(begin)

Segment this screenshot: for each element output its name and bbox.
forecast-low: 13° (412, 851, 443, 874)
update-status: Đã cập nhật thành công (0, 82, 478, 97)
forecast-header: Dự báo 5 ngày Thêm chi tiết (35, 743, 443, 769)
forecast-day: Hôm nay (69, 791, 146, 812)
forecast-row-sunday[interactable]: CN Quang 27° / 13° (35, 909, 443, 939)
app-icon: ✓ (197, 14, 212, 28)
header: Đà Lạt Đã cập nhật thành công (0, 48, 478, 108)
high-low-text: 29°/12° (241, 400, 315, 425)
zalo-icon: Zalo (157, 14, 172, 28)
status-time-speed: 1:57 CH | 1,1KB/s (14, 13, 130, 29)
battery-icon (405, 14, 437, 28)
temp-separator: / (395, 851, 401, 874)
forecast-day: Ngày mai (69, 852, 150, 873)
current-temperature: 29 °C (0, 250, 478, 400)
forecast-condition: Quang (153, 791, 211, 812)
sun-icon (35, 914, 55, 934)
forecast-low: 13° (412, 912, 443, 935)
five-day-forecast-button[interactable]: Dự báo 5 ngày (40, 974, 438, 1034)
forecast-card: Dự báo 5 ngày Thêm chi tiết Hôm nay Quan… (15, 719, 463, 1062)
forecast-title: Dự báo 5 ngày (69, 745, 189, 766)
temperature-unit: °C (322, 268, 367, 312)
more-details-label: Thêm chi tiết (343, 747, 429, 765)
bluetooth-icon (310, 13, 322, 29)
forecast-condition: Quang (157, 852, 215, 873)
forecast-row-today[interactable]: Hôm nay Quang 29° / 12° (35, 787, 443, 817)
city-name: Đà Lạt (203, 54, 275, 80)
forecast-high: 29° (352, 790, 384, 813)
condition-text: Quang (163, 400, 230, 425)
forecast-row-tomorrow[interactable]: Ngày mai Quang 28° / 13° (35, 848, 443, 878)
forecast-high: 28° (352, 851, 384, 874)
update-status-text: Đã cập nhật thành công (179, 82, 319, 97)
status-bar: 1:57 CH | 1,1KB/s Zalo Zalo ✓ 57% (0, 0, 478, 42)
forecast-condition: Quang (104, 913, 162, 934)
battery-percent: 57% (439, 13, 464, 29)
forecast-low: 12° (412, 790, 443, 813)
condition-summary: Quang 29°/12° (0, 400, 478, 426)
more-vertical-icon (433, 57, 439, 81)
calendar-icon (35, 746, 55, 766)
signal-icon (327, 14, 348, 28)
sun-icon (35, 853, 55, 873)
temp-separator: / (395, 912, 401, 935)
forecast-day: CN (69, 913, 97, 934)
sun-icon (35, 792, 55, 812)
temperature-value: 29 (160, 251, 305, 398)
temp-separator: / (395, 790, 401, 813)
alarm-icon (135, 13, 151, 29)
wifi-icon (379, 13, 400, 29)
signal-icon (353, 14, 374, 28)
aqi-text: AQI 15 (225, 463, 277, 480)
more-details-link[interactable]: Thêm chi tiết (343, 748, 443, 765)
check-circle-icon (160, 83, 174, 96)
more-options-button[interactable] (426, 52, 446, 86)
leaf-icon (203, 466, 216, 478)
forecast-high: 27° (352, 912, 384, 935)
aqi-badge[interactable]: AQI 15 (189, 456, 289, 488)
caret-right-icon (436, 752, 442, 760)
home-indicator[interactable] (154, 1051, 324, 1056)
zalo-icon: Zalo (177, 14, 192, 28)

(end)

Stated goal ▸ Reproduce the records above verbatim, keeping every line.

Problem solution ▸
Segment this screenshot: for each element output its name and bbox.
forecast-low: 13° (412, 851, 443, 874)
update-status: Đã cập nhật thành công (0, 82, 478, 97)
forecast-header: Dự báo 5 ngày Thêm chi tiết (35, 743, 443, 769)
forecast-day: Hôm nay (69, 791, 146, 812)
forecast-row-sunday[interactable]: CN Quang 27° / 13° (35, 909, 443, 939)
app-icon: ✓ (197, 14, 212, 28)
header: Đà Lạt Đã cập nhật thành công (0, 48, 478, 108)
high-low-text: 29°/12° (241, 400, 315, 425)
zalo-icon: Zalo (157, 14, 172, 28)
status-time-speed: 1:57 CH | 1,1KB/s (14, 13, 130, 29)
battery-icon (405, 14, 437, 28)
temp-separator: / (395, 851, 401, 874)
forecast-day: Ngày mai (69, 852, 150, 873)
current-temperature: 29 °C (0, 250, 478, 400)
forecast-condition: Quang (153, 791, 211, 812)
sun-icon (35, 914, 55, 934)
forecast-low: 13° (412, 912, 443, 935)
five-day-forecast-button[interactable]: Dự báo 5 ngày (40, 974, 438, 1034)
forecast-card: Dự báo 5 ngày Thêm chi tiết Hôm nay Quan… (15, 719, 463, 1062)
forecast-title: Dự báo 5 ngày (69, 745, 189, 766)
temperature-unit: °C (322, 268, 367, 312)
more-details-label: Thêm chi tiết (343, 747, 429, 765)
bluetooth-icon (310, 13, 322, 29)
forecast-condition: Quang (157, 852, 215, 873)
forecast-row-today[interactable]: Hôm nay Quang 29° / 12° (35, 787, 443, 817)
city-name: Đà Lạt (203, 54, 275, 80)
forecast-high: 29° (352, 790, 384, 813)
condition-text: Quang (163, 400, 230, 425)
forecast-row-tomorrow[interactable]: Ngày mai Quang 28° / 13° (35, 848, 443, 878)
forecast-high: 28° (352, 851, 384, 874)
update-status-text: Đã cập nhật thành công (179, 82, 319, 97)
status-bar: 1:57 CH | 1,1KB/s Zalo Zalo ✓ 57% (0, 0, 478, 42)
forecast-condition: Quang (104, 913, 162, 934)
battery-percent: 57% (439, 13, 464, 29)
forecast-low: 12° (412, 790, 443, 813)
condition-summary: Quang 29°/12° (0, 400, 478, 426)
more-vertical-icon (433, 57, 439, 81)
calendar-icon (35, 746, 55, 766)
signal-icon (327, 14, 348, 28)
sun-icon (35, 853, 55, 873)
temp-separator: / (395, 912, 401, 935)
forecast-day: CN (69, 913, 97, 934)
sun-icon (35, 792, 55, 812)
temperature-value: 29 (160, 251, 305, 398)
temp-separator: / (395, 790, 401, 813)
alarm-icon (135, 13, 151, 29)
wifi-icon (379, 13, 400, 29)
signal-icon (353, 14, 374, 28)
aqi-text: AQI 15 (225, 463, 277, 480)
more-details-link[interactable]: Thêm chi tiết (343, 748, 443, 765)
check-circle-icon (160, 83, 174, 96)
more-options-button[interactable] (426, 52, 446, 86)
leaf-icon (203, 466, 216, 478)
forecast-high: 27° (352, 912, 384, 935)
aqi-badge[interactable]: AQI 15 (189, 456, 289, 488)
caret-right-icon (436, 752, 442, 760)
home-indicator[interactable] (154, 1051, 324, 1056)
zalo-icon: Zalo (177, 14, 192, 28)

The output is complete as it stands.